[Structured figure records]

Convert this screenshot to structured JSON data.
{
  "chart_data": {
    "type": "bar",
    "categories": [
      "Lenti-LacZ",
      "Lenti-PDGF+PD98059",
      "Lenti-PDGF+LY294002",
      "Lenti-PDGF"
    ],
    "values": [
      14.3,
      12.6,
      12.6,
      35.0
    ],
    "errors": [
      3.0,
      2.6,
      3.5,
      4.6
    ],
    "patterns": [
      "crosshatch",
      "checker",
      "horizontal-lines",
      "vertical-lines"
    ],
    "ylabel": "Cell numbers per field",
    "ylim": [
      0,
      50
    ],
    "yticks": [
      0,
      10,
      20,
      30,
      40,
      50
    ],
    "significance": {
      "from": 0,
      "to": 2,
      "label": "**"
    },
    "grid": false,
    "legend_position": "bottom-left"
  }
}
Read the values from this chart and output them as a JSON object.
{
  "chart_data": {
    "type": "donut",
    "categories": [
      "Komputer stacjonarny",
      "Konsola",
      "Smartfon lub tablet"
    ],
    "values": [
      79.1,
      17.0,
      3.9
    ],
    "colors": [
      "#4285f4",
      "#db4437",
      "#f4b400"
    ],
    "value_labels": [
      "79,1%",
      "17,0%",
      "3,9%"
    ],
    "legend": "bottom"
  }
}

...

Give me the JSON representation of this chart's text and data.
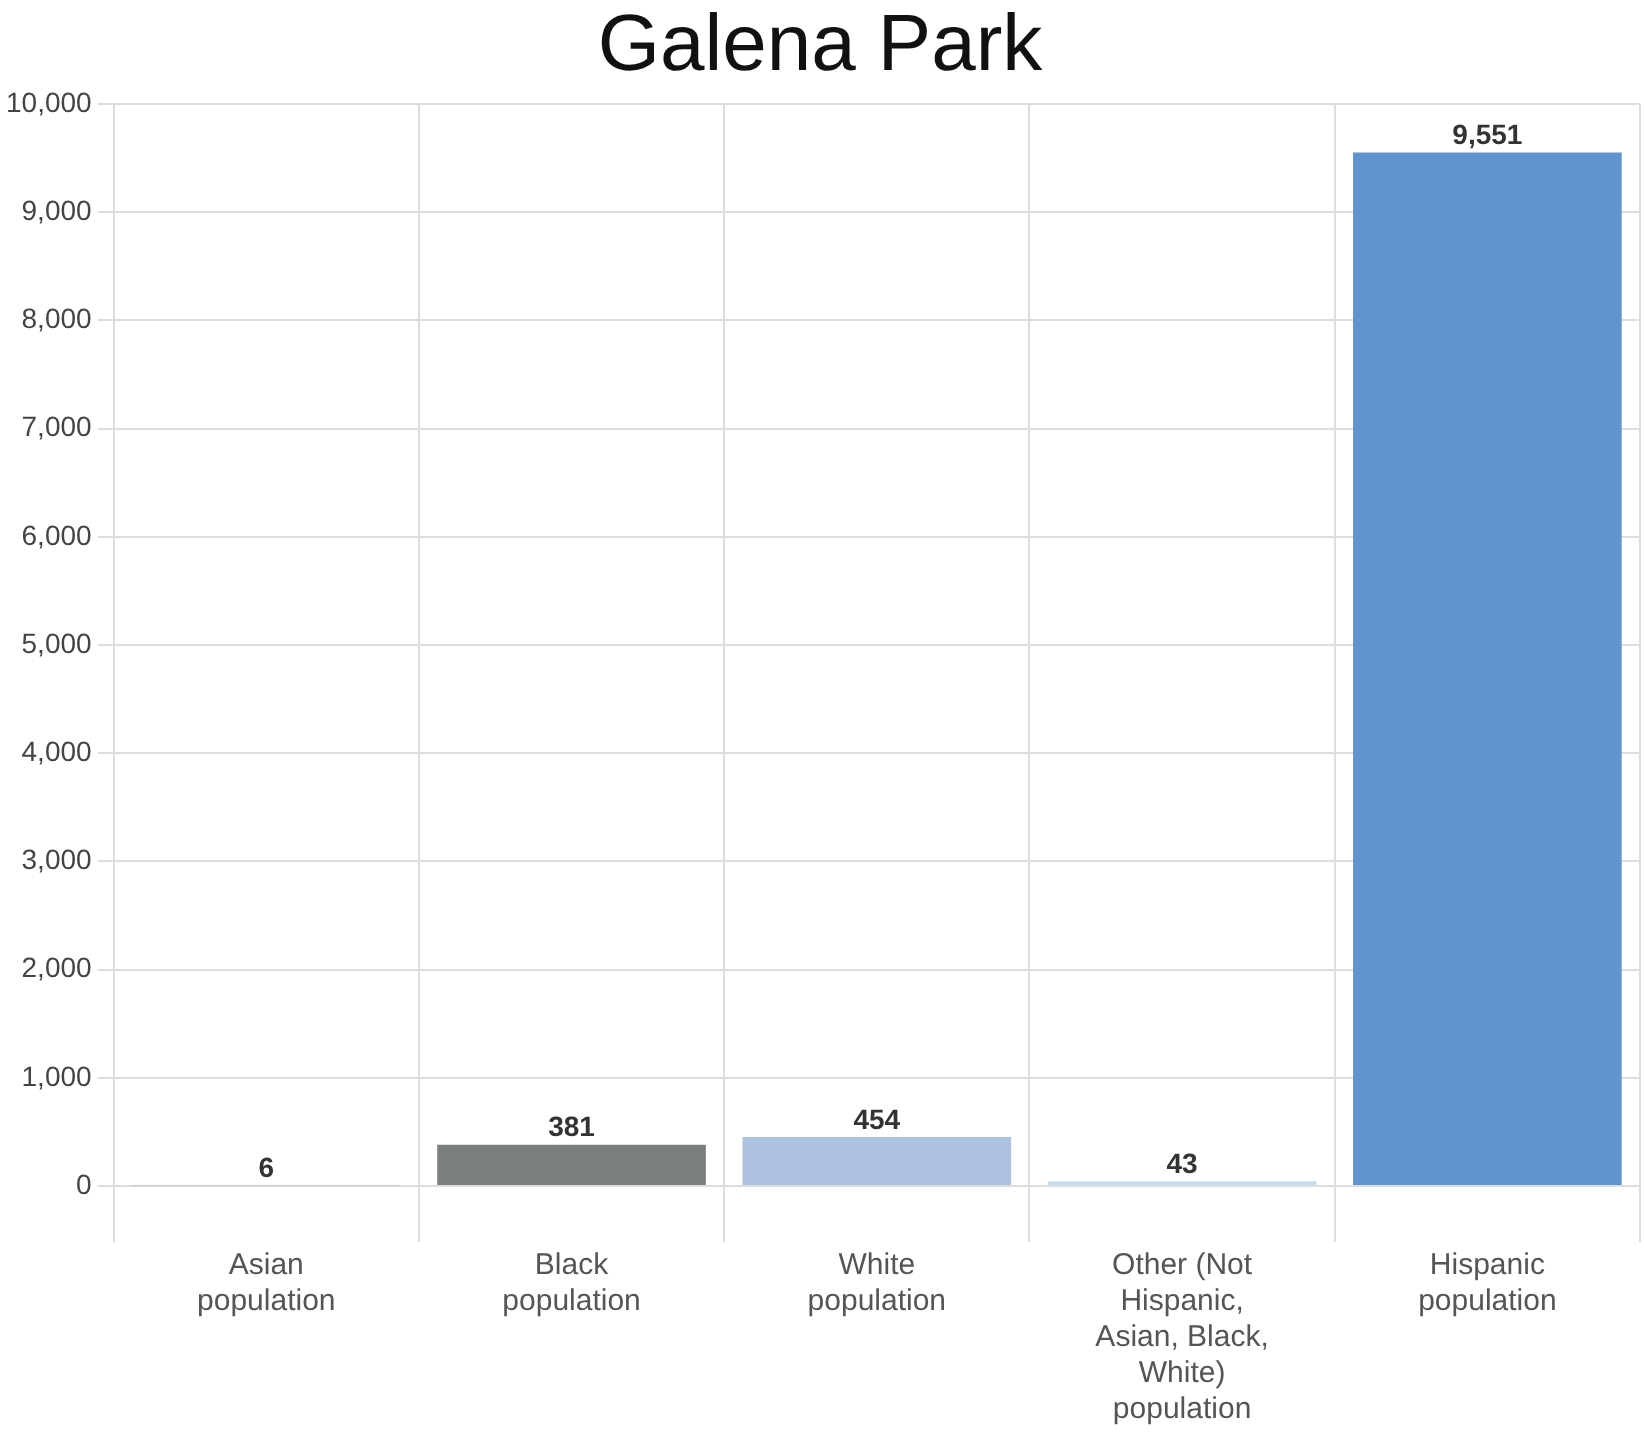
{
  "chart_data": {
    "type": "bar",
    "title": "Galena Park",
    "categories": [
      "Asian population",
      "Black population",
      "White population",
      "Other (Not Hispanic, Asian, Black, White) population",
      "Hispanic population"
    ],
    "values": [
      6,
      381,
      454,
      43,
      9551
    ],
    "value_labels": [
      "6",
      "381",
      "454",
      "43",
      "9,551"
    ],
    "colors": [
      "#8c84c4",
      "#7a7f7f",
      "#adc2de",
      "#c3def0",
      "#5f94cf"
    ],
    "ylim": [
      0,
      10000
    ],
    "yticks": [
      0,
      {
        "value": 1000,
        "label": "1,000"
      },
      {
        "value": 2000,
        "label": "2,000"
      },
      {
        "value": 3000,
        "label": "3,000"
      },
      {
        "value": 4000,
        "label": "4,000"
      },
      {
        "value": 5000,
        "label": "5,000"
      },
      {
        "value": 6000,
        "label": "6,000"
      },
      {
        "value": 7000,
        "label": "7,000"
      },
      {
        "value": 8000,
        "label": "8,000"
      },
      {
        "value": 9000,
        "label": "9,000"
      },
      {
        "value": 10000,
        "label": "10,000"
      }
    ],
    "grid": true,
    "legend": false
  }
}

-- Brief --
Return each line where "population" shows up.

-- Worked answer --
      "Asian population",
      "Black population",
      "White population",
      "Other (Not Hispanic, Asian, Black, White) population",
      "Hispanic population"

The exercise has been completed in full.